━━ RECORDED INFORMATION

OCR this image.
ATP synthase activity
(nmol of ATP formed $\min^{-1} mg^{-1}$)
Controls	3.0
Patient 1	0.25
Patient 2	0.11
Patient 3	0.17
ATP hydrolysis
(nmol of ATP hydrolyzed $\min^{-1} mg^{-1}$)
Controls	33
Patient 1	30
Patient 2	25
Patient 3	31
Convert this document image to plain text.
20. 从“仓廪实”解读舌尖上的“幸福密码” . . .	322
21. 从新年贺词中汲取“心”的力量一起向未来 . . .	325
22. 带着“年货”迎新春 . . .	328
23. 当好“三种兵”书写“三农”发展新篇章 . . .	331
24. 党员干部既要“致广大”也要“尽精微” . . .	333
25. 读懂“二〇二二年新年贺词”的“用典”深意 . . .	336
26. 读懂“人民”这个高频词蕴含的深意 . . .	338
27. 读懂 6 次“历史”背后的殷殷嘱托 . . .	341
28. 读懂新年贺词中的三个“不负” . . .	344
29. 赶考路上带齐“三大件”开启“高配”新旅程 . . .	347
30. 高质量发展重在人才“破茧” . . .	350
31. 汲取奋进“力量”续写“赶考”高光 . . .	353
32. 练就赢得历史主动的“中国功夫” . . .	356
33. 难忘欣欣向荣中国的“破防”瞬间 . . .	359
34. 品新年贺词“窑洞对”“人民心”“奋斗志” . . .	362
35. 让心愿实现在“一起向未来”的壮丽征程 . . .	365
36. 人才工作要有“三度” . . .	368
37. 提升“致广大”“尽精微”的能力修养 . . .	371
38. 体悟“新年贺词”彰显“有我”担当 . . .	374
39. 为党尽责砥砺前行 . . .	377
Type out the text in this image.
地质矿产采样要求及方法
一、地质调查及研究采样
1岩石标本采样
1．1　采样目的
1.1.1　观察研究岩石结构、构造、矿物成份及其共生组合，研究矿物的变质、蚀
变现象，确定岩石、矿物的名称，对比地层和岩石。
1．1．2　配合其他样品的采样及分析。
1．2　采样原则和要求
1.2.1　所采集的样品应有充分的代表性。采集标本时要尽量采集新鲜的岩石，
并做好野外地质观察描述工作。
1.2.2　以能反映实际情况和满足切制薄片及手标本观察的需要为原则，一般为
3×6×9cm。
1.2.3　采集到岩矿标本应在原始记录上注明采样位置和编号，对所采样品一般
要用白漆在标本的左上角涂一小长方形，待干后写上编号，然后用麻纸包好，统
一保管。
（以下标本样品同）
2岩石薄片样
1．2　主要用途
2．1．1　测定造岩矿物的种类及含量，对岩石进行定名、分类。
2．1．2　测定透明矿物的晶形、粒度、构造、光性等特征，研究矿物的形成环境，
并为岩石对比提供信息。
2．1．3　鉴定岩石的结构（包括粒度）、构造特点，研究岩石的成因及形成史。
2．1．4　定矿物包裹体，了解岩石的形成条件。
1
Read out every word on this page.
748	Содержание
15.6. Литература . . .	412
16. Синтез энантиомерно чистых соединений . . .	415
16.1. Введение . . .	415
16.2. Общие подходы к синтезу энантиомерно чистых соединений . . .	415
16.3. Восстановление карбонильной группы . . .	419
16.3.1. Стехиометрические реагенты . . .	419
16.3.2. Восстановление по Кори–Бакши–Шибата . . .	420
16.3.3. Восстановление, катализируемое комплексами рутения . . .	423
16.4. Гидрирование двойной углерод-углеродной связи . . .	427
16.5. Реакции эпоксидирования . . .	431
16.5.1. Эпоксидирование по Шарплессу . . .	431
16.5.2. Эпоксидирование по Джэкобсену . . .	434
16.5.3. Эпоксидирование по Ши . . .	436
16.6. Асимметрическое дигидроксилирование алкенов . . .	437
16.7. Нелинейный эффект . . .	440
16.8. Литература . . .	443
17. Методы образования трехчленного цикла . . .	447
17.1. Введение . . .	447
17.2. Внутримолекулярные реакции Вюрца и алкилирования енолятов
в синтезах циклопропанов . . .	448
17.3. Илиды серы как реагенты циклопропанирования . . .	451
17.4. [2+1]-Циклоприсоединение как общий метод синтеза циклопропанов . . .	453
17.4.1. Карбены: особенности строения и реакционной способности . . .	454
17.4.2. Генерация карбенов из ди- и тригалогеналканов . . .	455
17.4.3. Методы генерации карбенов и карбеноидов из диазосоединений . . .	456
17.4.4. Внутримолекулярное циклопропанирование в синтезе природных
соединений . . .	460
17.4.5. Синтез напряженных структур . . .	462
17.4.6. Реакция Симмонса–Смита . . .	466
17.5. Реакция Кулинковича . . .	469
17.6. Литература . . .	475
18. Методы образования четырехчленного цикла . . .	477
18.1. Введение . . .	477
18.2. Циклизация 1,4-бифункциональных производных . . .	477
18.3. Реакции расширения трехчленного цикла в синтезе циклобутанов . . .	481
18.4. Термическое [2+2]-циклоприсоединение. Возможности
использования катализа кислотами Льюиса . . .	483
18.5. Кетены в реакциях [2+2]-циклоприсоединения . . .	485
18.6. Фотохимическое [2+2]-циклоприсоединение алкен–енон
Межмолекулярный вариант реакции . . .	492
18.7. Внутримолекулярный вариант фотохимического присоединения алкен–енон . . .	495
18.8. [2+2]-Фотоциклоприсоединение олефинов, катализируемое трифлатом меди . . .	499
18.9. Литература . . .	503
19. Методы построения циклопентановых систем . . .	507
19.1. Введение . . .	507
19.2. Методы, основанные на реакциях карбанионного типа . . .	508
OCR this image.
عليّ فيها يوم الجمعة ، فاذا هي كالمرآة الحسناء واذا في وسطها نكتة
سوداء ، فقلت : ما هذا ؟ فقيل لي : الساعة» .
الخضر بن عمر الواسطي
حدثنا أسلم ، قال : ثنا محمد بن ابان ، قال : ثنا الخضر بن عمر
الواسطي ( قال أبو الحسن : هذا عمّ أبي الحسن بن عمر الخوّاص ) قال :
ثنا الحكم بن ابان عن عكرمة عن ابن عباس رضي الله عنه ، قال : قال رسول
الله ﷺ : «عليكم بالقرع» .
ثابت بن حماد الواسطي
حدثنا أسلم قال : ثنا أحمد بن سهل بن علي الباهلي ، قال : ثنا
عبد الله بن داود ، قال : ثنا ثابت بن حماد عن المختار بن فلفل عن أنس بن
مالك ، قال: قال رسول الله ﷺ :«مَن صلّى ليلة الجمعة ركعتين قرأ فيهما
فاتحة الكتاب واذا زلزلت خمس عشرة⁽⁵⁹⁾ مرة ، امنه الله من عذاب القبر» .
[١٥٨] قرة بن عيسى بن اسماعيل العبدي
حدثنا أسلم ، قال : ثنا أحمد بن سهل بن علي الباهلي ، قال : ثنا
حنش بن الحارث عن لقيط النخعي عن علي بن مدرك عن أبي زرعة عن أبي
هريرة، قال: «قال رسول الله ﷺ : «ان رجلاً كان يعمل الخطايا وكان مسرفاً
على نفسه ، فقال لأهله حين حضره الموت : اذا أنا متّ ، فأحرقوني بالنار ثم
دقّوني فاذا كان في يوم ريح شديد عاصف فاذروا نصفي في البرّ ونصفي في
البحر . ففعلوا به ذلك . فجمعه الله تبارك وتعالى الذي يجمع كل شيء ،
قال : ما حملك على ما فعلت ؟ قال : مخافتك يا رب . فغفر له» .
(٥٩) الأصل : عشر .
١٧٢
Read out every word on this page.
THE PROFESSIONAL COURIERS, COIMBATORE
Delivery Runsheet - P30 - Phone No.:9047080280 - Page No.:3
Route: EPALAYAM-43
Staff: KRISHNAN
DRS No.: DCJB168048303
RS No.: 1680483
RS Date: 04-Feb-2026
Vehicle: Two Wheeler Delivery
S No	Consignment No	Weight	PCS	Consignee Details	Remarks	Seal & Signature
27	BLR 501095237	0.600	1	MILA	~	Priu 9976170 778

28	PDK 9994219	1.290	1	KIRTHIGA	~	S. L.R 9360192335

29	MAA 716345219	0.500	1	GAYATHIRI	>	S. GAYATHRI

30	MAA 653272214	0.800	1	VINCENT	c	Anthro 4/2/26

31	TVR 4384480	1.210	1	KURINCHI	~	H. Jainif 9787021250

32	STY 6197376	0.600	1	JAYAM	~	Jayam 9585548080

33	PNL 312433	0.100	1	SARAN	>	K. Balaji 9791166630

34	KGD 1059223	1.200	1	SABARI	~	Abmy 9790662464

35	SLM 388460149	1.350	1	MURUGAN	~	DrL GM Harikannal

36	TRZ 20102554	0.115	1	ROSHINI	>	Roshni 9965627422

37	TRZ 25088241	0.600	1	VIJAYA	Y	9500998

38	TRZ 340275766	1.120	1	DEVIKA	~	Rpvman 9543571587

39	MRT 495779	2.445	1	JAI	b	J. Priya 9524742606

━━━━

=== WHAT THE TASK ASKS ===
Collect each line containing the string "цикла".

=== PROBLEM SOLUTION ===
17. Методы образования трехчленного цикла . . .	447
18. Методы образования четырехчленного цикла . . .	477
18.3. Реакции расширения трехчленного цикла в синтезе циклобутанов . . .	481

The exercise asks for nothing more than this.